** GOAL **
Give the number of lines in the listing that hold the word "this". Write nothing but that number.
RECORDED INFORMATION start
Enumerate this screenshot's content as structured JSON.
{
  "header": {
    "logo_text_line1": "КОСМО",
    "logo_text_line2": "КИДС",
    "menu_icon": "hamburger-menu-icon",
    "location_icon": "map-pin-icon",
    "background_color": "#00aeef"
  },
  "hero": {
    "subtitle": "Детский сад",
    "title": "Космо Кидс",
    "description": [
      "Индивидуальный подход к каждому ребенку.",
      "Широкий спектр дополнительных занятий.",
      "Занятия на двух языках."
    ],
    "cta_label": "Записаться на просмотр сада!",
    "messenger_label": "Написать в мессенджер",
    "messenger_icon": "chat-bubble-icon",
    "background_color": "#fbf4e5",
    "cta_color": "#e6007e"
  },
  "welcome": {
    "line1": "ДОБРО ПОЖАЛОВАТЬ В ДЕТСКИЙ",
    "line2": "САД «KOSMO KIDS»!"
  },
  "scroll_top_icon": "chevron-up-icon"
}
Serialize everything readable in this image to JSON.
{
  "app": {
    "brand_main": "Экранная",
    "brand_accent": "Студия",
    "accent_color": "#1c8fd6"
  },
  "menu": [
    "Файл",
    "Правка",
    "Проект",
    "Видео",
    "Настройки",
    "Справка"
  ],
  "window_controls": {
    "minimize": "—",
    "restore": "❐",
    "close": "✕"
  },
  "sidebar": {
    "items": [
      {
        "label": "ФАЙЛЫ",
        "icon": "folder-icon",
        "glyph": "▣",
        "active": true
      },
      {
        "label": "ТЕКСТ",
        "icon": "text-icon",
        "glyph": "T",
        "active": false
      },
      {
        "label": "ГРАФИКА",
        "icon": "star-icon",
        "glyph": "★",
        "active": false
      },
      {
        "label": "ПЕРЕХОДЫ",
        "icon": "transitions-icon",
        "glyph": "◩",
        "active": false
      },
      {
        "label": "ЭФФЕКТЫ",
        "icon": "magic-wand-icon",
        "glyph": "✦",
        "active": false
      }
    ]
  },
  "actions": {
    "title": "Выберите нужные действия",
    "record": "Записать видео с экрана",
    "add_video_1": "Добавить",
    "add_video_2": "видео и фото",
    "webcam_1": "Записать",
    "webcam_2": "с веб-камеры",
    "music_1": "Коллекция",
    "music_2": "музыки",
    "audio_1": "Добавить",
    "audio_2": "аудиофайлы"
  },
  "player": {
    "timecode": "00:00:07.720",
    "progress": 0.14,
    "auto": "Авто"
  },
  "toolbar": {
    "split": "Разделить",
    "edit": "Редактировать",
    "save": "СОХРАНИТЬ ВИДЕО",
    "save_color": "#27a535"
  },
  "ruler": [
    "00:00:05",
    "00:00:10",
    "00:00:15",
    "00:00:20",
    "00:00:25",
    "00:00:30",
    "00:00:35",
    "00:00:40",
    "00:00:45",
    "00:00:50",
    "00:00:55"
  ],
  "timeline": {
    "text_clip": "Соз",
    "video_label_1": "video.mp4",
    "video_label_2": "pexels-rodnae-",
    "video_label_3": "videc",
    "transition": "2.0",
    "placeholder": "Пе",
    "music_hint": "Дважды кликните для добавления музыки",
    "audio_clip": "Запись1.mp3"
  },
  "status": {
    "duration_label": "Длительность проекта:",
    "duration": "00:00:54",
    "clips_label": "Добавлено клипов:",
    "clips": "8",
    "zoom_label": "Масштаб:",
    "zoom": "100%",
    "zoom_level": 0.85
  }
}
RECORDED INFORMATION end
** ANSWER BELOW **
2